Türkiye ile AB arasında Aralık 2013’te imzalanan “Geri Kabul Antlaşması”, Türkiye’nin, AB içerisinde kendi vatandaşlarına yönelik “vize muafiyeti” sağlanabilmesini umarak imzaladığı bir antlaşmaydı. Halbuki bu antlaşmayı imzalamak, AB üyelerinin Türk vatandaşlarının 1963 tarihli Ankara Antlaşması’ndan kaynaklanan “serbest dolaşım” hakkını işletmeme yönündeki hukuksuz uygulamalarını, yani “oldu-bitti”nin kabul edildiğini ortaya koymaktadır. Nitekim AB tarafından Türkiye’ye yönelik olarak uygulanan vize kısıtlaması, hem 1963 tarihli Ankara Antlaşması, hem de AB’yi kuran antlaşmalarla çelişmektedir. Aralık 2013 tarihli Geri Kabul Antlaşması, gerçekleştirilen antlaşmalardan geri adım atılmaması (standstill) ilkesine olan aykırılığın Türkiye tarafından kabullenilmesini beraberinde getirmiştir. AB’nin vize konusunda Türkiye’ye yönelik olarak uyguladığı sınırlama, birliğin AB ile müzakere yürüten ya da aday ülke olarak belirlenen (özellikle Batı Balkan ülkeleri) ülkelere dahi derhal “vize muafiyeti” uyguladığı göz önünde bulundurulduğunda, bir çifte standarda işaret etmektedir. Geri Kabul Antlaşması, AB’nin kendi topraklarına “yasadışı yollardan” gelen göçmenleri (sığınmacıları) AB toprakları dışında kalan ülkelere yollayabilmek için kullandığı bir uygulamadır. Türkiye de “zaten hakkı olan” ancak AB üyelerinin hukuksuz uygulamaları sonucu elde edemediği “vize muafiyetine” ulaşabilmek için bu antlaşmaya imza atmıştır. Aralık 2013’te imzalanan antlaşmanın içeriğine göz gezdirildiğinde, Türkiye’nin Geri Kabul Antlaşması’nı tüm yönleriyle uygulamaya başlaması halinde dahi vize muafiyeti hususunda ancak “diyalog sürecinin” başlatılabileceğinin belirtildiğini, yani Türkiye’nin atacağı somut adımlara AB’nin ancak soyut bir düzlemde yanıt verdiğini görüyoruz.

» **Sağlanan Malzeme**
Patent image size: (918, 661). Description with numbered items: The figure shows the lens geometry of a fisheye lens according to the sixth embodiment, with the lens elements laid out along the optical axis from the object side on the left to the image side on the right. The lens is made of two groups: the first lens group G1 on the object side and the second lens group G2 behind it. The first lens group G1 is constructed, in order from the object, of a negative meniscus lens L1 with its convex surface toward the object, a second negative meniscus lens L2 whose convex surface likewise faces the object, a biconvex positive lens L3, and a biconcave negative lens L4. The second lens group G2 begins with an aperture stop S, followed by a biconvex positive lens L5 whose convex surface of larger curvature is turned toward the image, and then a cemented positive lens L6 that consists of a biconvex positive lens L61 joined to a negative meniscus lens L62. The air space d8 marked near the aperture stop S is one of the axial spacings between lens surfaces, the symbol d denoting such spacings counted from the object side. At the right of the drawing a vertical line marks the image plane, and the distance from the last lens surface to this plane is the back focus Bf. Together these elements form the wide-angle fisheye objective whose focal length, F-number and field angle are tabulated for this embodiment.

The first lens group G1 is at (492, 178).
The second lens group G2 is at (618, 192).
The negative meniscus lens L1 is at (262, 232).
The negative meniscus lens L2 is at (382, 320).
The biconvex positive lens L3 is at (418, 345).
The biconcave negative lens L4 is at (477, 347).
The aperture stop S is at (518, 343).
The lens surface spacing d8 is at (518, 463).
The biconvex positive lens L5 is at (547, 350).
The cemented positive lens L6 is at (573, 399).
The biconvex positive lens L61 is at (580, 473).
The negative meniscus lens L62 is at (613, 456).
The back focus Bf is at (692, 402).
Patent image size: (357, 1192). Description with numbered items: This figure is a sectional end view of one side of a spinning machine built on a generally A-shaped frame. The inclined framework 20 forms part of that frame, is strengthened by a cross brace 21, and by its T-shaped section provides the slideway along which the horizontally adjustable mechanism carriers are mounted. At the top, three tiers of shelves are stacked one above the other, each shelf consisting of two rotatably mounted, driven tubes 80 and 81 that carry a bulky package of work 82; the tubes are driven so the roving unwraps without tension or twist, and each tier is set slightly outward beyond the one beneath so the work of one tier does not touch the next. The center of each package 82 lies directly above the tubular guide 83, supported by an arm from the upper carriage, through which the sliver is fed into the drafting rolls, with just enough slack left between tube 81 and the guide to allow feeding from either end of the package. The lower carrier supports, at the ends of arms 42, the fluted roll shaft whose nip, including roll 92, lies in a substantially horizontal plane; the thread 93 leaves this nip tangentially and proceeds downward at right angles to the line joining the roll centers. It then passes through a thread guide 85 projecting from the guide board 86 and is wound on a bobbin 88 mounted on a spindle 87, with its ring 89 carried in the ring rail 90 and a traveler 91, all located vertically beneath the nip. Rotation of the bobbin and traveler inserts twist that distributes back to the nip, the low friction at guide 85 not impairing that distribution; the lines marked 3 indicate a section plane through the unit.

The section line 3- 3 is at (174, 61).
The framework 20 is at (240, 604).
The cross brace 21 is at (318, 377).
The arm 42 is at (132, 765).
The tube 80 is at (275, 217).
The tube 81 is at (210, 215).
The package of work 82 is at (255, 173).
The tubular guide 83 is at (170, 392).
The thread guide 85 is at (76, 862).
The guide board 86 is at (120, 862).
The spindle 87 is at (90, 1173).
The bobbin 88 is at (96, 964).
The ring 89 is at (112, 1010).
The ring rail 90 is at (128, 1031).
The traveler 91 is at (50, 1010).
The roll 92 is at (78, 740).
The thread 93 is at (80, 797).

» **Görevin Gereği**
Seçilen metne göre Türkiye, Aralık 2013'te AB ile imzalanan Geri Kabul Antlaşması'nı neyin sağlanmasını umarak imzalamıştır?

» **Çözüm Aşağıdadır**
AB içerisinde kendi vatandaşlarına yönelik vize muafiyeti sağlanabilmesini umarak imzalamıştır.